-- start Extracted information --
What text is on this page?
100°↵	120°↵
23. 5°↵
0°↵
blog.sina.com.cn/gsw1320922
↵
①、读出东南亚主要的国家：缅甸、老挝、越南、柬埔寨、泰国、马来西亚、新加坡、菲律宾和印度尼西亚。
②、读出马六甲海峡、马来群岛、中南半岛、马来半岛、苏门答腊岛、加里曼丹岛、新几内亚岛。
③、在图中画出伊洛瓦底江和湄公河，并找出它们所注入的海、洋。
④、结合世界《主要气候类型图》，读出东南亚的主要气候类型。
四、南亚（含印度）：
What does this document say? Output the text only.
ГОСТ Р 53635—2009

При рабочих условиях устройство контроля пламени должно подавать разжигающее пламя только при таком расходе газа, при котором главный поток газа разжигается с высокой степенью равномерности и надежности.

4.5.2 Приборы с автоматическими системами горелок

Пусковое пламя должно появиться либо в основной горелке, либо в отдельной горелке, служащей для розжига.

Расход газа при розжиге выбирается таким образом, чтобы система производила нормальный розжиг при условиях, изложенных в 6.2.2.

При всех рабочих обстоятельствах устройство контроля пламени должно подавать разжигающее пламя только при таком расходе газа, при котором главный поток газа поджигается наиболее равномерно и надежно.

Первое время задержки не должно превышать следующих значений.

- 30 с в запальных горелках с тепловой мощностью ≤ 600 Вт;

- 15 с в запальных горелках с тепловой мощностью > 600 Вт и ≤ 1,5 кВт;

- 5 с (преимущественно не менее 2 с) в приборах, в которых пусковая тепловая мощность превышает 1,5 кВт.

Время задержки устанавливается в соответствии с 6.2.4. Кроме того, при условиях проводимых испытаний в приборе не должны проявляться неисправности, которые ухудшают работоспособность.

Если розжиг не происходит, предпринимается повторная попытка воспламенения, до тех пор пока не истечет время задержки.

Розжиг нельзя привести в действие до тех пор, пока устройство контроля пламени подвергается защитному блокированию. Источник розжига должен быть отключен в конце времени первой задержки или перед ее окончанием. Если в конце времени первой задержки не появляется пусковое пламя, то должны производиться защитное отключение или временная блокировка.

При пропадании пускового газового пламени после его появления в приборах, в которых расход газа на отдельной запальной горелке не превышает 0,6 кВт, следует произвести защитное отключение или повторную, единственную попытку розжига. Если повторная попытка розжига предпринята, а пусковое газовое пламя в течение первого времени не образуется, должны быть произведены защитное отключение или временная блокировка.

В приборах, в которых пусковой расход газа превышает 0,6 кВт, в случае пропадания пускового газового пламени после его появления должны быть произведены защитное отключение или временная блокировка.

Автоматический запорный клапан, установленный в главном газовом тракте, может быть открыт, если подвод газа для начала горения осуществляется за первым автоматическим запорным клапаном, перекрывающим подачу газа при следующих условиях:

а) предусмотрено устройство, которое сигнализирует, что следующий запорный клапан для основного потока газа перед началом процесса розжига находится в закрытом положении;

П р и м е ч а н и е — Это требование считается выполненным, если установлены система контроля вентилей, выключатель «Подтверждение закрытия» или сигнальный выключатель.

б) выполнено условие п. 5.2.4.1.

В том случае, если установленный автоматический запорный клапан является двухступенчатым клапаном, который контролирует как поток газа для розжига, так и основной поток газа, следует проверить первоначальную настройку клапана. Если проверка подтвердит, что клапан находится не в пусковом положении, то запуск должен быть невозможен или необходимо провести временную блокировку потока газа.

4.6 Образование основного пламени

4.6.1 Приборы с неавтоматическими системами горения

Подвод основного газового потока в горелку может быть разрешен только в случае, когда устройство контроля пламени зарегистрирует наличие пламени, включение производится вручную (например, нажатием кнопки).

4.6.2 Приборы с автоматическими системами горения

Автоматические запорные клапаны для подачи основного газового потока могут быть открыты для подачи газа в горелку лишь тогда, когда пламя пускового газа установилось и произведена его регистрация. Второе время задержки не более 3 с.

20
-- end Extracted information --
-- start Extracted information --
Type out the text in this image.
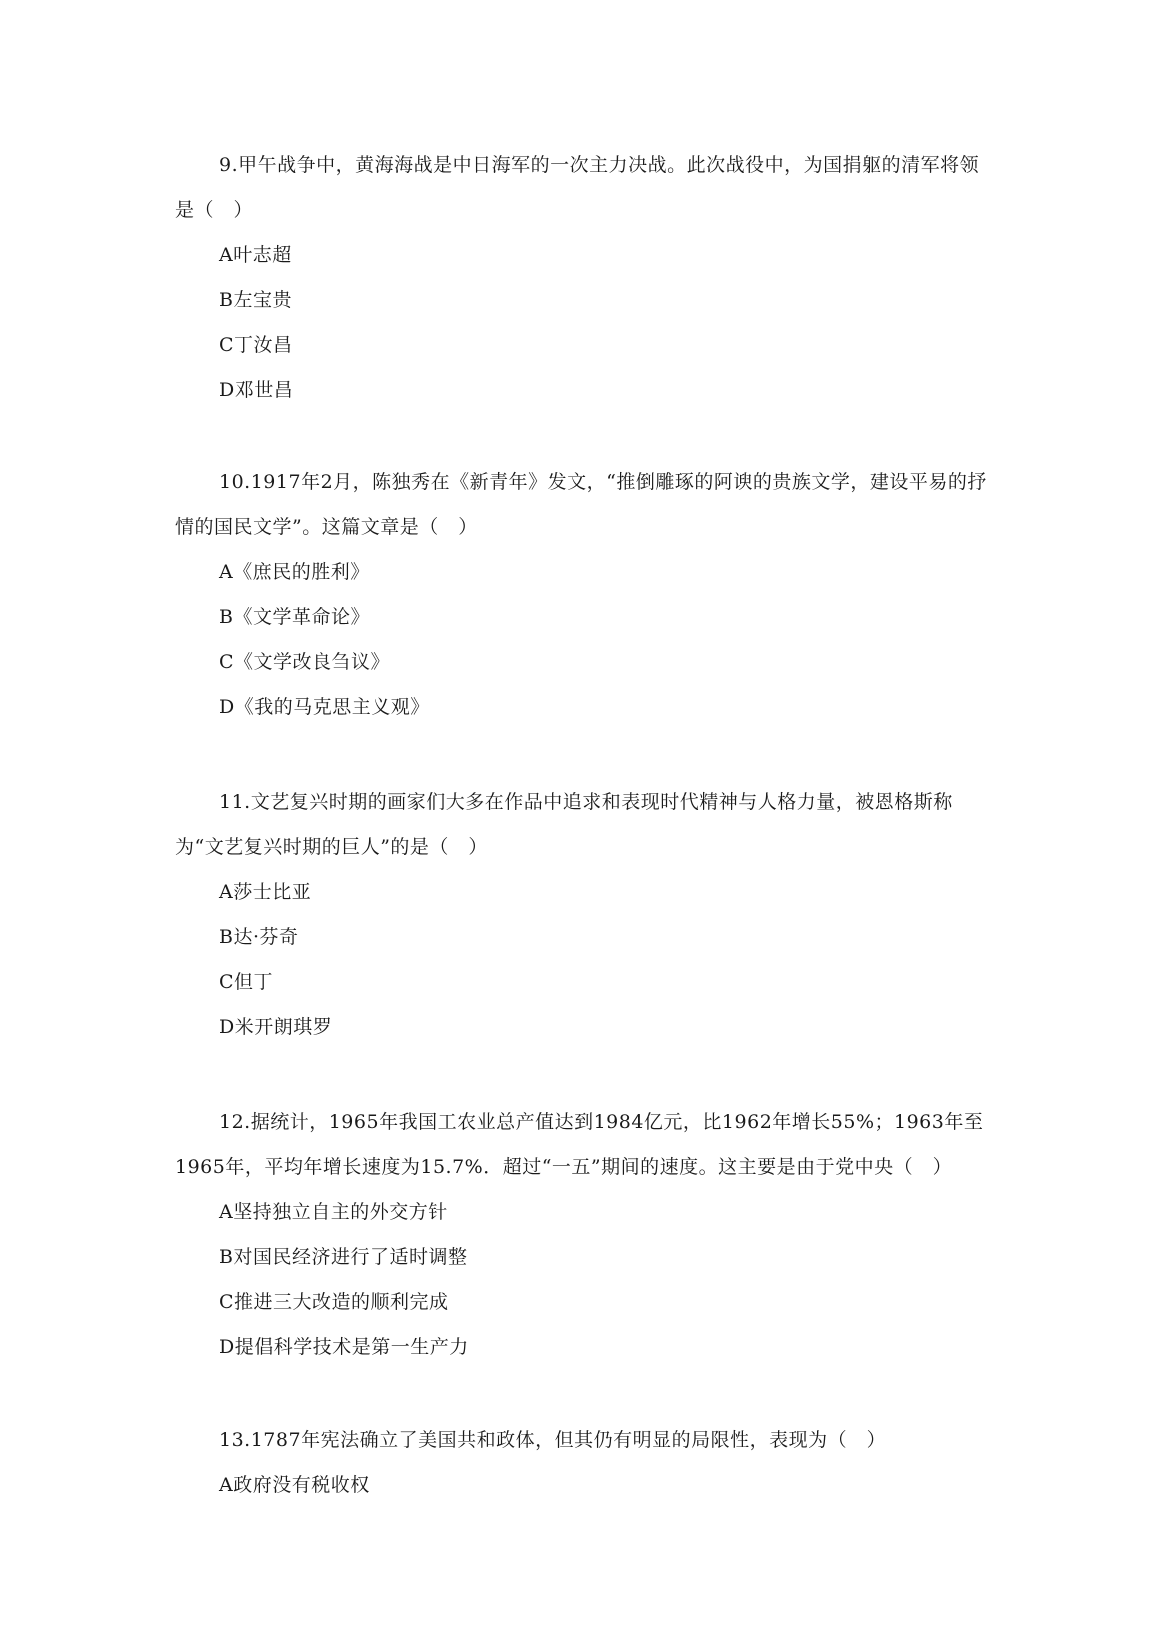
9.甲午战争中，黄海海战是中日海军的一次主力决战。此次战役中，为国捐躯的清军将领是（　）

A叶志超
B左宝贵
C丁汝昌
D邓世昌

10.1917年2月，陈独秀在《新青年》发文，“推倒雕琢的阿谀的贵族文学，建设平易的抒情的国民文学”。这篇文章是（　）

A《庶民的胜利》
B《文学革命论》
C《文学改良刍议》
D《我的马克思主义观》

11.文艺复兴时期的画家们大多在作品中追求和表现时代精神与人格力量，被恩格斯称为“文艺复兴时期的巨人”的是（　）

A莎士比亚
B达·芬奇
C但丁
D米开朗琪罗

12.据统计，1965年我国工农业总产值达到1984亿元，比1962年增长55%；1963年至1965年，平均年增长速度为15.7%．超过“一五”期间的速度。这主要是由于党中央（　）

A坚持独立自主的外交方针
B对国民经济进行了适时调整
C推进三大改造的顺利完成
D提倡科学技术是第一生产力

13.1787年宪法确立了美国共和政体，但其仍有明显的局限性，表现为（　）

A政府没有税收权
-- end Extracted information --
-- start Extracted information --
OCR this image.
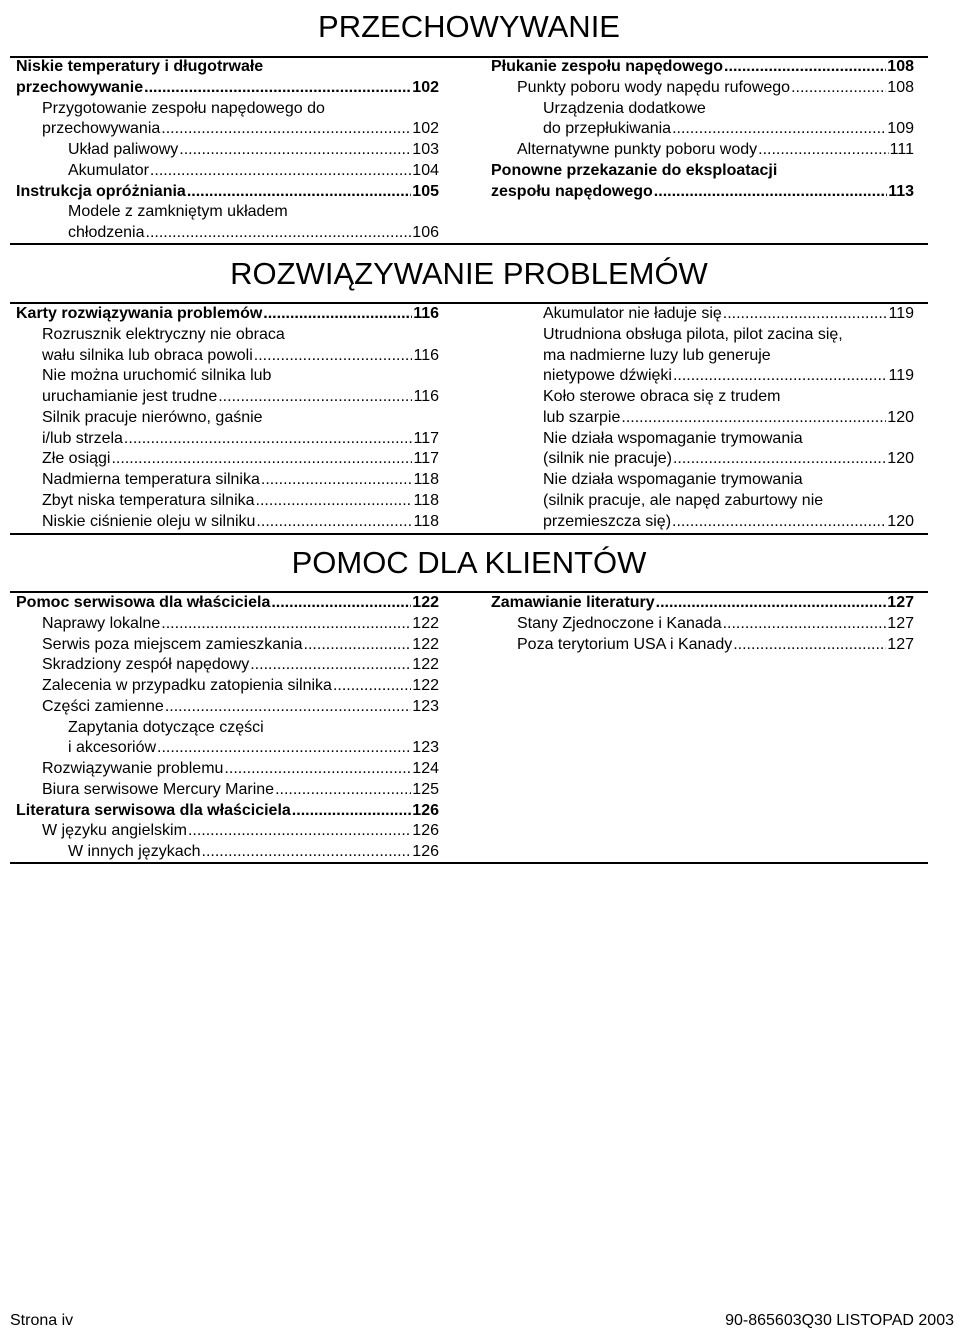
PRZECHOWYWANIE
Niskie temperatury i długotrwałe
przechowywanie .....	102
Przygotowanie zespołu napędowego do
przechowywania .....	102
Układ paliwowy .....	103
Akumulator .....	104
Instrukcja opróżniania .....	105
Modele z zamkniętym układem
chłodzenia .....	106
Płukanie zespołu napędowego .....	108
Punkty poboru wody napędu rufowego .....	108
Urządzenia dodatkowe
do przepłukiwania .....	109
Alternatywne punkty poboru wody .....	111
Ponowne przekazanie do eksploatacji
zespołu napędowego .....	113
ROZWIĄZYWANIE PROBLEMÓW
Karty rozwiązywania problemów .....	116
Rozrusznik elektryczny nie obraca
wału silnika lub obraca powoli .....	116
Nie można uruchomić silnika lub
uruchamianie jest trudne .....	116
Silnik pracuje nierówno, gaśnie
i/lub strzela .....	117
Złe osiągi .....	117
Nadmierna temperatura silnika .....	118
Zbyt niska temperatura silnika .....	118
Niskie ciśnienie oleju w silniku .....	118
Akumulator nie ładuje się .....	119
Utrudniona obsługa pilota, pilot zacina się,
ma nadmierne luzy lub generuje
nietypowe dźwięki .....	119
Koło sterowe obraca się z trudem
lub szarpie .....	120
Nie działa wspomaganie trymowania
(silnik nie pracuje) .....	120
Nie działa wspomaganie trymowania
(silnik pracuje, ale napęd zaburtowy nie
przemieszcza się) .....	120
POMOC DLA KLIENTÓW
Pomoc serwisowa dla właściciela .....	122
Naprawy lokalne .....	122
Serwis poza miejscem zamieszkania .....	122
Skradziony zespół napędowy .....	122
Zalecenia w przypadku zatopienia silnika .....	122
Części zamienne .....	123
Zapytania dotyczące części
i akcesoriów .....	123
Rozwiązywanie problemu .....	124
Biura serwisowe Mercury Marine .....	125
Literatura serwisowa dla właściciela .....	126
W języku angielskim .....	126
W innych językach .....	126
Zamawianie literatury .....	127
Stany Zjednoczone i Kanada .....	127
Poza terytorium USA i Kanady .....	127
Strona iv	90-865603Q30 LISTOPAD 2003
-- end Extracted information --
Find the word "temperatura" in the records and pull out each line that has it.

Nadmierna temperatura silnika .....	118
Zbyt niska temperatura silnika .....	118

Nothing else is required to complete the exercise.